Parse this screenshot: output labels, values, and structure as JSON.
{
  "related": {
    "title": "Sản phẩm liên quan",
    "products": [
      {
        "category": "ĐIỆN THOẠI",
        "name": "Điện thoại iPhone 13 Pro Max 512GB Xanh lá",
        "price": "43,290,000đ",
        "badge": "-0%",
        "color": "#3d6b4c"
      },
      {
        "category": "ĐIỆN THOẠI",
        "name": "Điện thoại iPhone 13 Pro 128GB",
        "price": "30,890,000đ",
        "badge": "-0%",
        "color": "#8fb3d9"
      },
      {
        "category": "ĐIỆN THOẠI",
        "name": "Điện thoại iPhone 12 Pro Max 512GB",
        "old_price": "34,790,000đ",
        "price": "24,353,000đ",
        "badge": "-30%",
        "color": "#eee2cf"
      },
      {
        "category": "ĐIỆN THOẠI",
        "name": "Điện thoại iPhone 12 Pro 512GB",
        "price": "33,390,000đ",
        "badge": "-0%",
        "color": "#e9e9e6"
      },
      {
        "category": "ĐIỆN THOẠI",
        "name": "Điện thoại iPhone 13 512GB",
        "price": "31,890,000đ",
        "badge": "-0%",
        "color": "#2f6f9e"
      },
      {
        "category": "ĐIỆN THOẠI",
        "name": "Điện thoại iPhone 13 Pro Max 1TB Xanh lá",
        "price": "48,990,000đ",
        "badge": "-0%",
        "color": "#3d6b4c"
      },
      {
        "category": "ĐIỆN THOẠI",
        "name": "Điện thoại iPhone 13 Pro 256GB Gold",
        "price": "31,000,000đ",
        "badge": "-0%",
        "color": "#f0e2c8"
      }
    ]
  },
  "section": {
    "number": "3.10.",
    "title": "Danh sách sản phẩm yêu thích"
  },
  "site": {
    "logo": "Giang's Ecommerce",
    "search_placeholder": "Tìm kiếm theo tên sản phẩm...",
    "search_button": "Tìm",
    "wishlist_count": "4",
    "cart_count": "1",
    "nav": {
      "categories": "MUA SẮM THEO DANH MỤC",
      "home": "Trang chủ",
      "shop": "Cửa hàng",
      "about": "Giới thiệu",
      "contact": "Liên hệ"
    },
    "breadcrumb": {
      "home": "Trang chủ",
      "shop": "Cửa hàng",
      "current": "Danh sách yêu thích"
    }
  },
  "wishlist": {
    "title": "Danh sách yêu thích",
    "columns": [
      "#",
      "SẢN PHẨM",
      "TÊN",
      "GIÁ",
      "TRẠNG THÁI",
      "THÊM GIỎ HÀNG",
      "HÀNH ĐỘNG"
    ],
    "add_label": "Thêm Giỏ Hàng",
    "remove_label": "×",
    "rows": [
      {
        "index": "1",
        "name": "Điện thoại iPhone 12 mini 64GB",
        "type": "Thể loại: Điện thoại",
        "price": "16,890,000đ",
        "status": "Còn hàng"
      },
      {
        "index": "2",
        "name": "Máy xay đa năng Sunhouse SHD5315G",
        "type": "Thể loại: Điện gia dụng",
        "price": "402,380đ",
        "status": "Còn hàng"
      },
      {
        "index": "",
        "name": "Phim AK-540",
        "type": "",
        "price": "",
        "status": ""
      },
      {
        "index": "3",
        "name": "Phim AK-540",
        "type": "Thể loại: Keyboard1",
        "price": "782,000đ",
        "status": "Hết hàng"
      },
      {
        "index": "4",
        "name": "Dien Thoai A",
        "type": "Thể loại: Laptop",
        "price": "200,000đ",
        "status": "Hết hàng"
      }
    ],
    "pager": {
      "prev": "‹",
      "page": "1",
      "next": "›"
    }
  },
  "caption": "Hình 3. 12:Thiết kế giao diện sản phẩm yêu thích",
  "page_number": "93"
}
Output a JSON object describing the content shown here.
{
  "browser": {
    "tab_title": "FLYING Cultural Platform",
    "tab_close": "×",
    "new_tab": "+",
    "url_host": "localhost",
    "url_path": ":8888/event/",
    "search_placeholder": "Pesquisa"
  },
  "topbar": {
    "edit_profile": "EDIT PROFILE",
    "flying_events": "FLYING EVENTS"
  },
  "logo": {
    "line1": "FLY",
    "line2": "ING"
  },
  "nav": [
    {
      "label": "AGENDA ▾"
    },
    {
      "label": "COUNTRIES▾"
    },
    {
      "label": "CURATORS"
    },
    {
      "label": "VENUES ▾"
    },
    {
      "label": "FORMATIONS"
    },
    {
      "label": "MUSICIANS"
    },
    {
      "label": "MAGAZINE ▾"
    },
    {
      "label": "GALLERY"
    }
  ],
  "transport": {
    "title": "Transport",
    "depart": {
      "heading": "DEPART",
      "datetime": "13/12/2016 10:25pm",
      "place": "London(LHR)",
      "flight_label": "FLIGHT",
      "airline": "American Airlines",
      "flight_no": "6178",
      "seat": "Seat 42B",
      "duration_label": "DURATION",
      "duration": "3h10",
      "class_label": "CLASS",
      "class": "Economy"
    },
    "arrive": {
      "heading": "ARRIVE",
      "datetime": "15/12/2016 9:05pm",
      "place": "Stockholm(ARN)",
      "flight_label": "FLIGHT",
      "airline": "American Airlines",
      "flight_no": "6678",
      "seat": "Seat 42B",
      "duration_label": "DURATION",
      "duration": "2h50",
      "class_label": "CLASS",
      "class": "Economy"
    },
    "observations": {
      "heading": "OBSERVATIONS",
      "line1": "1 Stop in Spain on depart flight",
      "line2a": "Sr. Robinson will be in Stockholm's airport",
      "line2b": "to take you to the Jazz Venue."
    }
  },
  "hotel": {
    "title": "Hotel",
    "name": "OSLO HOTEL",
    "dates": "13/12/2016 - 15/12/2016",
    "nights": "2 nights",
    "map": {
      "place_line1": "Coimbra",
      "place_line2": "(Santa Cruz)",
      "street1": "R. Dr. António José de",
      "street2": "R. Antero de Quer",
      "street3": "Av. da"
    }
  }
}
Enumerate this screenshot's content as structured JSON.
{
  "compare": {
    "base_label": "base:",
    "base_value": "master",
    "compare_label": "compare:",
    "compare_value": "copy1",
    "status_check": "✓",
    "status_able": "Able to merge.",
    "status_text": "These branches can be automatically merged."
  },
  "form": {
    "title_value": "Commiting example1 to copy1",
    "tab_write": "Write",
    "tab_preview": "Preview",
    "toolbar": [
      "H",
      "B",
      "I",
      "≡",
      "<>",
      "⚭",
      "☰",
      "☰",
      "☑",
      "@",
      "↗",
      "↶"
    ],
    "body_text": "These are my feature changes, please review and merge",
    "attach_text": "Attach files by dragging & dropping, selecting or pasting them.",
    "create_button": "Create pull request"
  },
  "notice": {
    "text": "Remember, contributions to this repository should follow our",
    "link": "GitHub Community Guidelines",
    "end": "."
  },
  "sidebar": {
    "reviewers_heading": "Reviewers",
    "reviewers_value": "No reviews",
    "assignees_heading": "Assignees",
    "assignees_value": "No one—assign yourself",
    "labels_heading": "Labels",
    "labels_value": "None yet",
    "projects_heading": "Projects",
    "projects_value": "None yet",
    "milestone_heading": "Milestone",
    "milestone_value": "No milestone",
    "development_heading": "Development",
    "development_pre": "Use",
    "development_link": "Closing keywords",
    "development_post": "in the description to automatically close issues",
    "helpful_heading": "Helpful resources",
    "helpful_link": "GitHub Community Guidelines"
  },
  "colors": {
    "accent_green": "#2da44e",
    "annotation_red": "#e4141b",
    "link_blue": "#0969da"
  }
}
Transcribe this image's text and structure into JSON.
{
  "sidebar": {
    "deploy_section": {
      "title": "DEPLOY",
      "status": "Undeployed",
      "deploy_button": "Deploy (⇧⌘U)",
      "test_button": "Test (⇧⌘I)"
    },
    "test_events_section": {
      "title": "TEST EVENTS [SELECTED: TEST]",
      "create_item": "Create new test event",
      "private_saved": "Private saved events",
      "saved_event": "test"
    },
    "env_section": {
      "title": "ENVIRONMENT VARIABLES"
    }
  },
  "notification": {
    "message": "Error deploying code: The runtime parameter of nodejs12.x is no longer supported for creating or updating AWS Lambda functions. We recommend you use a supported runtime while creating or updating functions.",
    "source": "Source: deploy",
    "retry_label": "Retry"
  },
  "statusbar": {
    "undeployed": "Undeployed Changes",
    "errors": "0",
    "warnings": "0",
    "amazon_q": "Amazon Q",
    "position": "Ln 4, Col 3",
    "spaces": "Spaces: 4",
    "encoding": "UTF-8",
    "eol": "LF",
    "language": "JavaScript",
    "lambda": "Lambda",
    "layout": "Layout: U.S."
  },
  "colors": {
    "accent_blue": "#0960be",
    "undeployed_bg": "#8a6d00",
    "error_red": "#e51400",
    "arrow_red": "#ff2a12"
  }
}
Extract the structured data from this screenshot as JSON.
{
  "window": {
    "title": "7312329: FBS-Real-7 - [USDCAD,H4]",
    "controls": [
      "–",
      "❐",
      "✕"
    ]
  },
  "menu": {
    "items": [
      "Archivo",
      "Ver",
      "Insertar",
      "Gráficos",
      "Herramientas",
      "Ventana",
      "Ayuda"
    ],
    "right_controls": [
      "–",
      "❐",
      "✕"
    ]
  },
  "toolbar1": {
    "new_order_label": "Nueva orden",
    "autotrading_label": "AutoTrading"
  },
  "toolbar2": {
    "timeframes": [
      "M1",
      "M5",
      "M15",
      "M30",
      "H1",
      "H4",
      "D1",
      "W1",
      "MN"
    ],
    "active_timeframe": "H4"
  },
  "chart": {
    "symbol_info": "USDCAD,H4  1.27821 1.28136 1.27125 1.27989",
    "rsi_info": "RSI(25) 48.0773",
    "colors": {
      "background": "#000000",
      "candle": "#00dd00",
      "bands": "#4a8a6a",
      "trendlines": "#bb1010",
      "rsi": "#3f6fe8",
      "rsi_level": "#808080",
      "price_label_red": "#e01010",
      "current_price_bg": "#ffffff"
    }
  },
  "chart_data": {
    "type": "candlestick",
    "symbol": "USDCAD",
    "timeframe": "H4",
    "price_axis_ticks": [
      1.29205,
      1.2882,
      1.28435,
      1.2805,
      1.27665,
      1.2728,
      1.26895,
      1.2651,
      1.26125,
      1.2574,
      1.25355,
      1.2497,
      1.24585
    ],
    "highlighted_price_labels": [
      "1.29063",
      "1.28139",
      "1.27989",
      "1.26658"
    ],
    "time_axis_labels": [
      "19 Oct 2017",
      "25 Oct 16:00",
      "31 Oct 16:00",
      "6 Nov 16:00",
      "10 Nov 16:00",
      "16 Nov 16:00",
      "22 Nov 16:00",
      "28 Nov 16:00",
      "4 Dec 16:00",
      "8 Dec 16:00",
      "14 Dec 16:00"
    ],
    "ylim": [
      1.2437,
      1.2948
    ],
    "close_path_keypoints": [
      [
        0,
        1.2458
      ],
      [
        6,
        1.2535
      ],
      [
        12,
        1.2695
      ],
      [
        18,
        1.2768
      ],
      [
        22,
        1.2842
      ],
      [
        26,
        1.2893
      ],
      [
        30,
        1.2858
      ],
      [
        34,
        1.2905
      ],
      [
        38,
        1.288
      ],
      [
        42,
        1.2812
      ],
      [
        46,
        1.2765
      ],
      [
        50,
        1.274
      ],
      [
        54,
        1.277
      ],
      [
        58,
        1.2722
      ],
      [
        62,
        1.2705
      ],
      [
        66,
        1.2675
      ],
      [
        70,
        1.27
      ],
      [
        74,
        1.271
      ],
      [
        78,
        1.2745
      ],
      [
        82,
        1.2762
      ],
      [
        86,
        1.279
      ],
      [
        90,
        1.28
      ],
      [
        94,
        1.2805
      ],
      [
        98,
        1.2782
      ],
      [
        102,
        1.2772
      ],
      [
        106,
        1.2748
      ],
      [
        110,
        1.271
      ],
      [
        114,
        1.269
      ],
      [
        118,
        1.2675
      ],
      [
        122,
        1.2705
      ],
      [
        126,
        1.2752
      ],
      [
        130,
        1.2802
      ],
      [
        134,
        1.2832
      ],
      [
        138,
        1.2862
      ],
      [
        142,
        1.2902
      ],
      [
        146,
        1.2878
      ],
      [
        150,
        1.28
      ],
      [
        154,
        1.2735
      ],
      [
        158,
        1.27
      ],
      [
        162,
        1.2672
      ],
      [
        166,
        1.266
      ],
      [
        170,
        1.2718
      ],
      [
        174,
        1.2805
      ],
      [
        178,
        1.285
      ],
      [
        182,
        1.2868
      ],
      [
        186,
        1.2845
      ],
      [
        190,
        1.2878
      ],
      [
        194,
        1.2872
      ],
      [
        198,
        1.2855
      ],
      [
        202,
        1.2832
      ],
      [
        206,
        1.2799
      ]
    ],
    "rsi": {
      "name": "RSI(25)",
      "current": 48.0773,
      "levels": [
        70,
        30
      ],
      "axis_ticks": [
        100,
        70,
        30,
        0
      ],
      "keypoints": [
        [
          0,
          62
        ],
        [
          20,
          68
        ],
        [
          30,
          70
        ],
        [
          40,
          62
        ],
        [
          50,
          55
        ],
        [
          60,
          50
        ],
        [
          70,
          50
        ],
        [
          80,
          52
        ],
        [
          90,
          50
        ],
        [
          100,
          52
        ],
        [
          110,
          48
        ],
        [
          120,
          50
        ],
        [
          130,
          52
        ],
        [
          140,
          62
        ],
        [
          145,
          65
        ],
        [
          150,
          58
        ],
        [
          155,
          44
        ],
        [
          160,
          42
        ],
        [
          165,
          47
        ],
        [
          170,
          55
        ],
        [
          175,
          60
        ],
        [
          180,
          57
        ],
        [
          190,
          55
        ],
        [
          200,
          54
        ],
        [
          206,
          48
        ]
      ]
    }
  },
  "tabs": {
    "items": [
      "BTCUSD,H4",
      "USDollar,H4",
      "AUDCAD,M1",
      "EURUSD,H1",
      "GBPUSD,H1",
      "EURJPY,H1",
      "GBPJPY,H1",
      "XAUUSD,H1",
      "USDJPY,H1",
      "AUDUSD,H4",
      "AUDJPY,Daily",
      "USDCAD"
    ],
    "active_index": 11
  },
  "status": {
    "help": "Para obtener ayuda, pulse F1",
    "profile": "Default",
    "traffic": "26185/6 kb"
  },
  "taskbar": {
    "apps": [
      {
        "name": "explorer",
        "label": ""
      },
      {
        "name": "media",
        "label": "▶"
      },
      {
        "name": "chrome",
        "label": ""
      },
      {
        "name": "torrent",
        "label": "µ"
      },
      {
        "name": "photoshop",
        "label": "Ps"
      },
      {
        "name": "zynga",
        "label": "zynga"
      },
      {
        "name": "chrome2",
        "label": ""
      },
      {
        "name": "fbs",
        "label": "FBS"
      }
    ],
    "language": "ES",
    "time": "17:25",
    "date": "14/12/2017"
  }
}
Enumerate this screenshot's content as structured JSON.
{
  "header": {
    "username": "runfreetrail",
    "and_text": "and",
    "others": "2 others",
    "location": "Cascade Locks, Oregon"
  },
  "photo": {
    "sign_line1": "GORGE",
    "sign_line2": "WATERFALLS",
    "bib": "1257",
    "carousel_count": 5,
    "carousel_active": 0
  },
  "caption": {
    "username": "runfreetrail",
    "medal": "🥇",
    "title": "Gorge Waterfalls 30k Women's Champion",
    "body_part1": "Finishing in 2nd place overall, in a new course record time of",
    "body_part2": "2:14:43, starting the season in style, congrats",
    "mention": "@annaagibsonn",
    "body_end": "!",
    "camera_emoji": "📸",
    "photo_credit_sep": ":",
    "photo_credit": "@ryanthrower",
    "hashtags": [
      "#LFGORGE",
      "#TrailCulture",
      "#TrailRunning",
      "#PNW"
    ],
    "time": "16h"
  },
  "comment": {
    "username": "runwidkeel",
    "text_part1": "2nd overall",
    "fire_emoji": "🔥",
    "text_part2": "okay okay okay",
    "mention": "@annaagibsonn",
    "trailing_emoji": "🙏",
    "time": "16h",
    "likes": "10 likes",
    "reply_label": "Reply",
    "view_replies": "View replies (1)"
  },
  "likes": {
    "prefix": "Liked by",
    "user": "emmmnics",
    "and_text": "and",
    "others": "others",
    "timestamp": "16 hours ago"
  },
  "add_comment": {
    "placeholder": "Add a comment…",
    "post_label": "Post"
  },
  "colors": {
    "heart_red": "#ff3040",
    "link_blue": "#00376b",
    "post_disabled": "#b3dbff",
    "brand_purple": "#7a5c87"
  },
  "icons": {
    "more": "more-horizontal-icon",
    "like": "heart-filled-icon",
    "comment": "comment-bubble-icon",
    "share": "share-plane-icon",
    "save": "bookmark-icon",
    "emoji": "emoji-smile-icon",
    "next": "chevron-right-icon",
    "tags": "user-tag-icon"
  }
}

= = = =

Set task.
Return every line holding the word "thích" from the records.

Right answer.
    "title": "Danh sách sản phẩm yêu thích"
      "current": "Danh sách yêu thích"
    "title": "Danh sách yêu thích",
  "caption": "Hình 3. 12:Thiết kế giao diện sản phẩm yêu thích",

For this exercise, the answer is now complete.